▶ **Given exercise**
Look for the word "their" in the entries below, then copy every line that has it.

▶ **Dataset records**
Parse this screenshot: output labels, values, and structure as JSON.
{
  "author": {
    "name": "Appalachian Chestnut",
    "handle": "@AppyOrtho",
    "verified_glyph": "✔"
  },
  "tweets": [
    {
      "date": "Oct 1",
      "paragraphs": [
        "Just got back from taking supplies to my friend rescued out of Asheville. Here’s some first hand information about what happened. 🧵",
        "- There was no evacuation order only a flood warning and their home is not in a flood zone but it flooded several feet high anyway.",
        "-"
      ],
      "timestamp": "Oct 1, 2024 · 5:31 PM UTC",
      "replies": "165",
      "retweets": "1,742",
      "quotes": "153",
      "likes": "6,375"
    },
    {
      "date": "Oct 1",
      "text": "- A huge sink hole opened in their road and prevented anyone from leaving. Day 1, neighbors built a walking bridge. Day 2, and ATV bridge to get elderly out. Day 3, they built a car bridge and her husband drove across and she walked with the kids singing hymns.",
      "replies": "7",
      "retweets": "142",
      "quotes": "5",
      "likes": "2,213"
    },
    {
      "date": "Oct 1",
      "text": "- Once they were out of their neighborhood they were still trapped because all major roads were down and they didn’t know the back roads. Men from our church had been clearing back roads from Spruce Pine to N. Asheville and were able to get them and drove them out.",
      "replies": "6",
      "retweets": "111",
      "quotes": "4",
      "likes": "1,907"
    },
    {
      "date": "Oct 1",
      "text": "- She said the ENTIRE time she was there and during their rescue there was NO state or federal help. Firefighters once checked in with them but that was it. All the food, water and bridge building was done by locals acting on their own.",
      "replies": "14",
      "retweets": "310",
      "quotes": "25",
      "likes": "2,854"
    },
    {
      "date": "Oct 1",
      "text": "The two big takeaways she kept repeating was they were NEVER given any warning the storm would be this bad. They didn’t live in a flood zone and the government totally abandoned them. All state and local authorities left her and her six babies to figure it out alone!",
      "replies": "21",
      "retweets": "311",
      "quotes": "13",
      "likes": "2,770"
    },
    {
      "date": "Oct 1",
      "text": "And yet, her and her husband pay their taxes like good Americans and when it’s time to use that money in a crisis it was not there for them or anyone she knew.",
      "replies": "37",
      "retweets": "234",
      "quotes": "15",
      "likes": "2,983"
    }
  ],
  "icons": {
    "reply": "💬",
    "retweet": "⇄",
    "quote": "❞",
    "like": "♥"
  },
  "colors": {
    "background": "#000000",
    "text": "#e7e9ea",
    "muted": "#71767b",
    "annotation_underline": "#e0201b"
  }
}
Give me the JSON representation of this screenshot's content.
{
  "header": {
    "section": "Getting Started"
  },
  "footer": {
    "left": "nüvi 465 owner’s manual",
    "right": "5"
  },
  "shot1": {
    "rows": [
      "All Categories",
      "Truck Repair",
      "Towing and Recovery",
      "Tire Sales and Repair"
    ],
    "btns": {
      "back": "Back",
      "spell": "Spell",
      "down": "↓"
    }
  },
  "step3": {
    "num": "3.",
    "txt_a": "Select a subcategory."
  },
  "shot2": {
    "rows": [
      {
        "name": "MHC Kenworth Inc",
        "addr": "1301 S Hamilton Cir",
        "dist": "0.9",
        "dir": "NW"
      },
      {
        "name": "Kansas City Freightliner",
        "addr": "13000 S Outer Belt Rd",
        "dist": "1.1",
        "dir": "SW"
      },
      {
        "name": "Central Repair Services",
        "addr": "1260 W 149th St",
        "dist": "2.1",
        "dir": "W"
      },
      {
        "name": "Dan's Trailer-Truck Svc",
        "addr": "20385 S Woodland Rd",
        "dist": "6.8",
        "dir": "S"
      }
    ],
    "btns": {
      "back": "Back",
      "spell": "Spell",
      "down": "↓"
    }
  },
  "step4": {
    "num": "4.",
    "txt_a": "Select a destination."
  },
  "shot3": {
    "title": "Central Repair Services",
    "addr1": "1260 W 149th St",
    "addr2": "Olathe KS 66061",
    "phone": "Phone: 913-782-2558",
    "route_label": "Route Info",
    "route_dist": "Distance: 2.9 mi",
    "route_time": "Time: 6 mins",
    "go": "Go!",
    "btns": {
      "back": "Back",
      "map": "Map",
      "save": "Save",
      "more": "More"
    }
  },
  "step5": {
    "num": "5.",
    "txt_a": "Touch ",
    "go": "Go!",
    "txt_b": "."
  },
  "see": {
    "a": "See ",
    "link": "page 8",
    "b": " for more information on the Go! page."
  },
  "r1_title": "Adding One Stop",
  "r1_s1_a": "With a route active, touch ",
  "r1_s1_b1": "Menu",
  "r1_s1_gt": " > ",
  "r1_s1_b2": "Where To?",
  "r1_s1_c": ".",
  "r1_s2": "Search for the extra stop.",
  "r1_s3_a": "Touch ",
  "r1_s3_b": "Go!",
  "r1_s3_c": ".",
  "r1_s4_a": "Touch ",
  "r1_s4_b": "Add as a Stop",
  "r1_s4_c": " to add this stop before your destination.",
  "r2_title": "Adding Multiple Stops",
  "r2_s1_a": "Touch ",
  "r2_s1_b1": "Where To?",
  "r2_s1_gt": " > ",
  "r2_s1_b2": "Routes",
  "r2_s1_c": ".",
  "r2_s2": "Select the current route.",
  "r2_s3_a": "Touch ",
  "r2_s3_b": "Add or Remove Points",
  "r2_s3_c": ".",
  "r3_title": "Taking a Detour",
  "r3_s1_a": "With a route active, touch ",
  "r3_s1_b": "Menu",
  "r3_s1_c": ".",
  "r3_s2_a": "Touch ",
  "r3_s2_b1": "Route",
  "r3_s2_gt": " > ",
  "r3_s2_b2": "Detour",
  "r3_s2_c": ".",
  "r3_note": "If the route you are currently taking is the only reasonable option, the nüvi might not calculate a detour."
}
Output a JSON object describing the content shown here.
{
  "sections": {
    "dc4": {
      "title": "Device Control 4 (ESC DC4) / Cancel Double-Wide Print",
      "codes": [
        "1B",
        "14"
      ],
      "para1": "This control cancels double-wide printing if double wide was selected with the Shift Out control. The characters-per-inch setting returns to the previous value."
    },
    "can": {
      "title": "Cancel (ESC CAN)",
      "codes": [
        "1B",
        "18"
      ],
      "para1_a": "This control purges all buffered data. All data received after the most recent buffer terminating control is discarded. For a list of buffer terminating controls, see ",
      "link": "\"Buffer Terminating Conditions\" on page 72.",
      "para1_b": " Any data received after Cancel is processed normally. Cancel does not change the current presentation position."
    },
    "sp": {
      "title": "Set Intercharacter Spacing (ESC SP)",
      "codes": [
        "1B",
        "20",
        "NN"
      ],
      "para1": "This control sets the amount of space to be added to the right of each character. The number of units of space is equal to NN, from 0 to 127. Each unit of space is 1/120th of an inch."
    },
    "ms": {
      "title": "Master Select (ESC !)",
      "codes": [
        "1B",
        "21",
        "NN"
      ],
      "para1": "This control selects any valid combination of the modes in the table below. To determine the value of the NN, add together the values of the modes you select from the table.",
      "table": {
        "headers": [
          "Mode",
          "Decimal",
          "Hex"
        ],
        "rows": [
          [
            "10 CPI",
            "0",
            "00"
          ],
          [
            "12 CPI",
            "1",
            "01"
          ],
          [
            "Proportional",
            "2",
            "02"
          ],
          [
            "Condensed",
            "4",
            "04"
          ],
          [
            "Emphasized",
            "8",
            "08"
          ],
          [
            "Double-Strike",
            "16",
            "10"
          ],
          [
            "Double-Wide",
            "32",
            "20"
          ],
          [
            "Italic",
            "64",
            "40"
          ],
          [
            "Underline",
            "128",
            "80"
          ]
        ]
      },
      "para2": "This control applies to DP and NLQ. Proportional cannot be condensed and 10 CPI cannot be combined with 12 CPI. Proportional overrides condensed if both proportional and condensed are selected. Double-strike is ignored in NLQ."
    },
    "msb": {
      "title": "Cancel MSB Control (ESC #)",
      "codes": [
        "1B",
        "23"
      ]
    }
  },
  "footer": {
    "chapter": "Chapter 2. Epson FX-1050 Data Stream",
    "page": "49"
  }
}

▶ **Correct response**
        "- There was no evacuation order only a flood warning and their home is not in a flood zone but it flooded several feet high anyway.",
      "text": "- A huge sink hole opened in their road and prevented anyone from leaving. Day 1, neighbors built a walking bridge. Day 2, and ATV bridge to get elderly out. Day 3, they built a car bridge and her husband drove across and she walked with the kids singing hymns.",
      "text": "- Once they were out of their neighborhood they were still trapped because all major roads were down and they didn’t know the back roads. Men from our church had been clearing back roads from Spruce Pine to N. Asheville and were able to get them and drove them out.",
      "text": "- She said the ENTIRE time she was there and during their rescue there was NO state or federal help. Firefighters once checked in with them but that was it. All the food, water and bridge building was done by locals acting on their own.",
      "text": "And yet, her and her husband pay their taxes like good Americans and when it’s time to use that money in a crisis it was not there for them or anyone she knew.",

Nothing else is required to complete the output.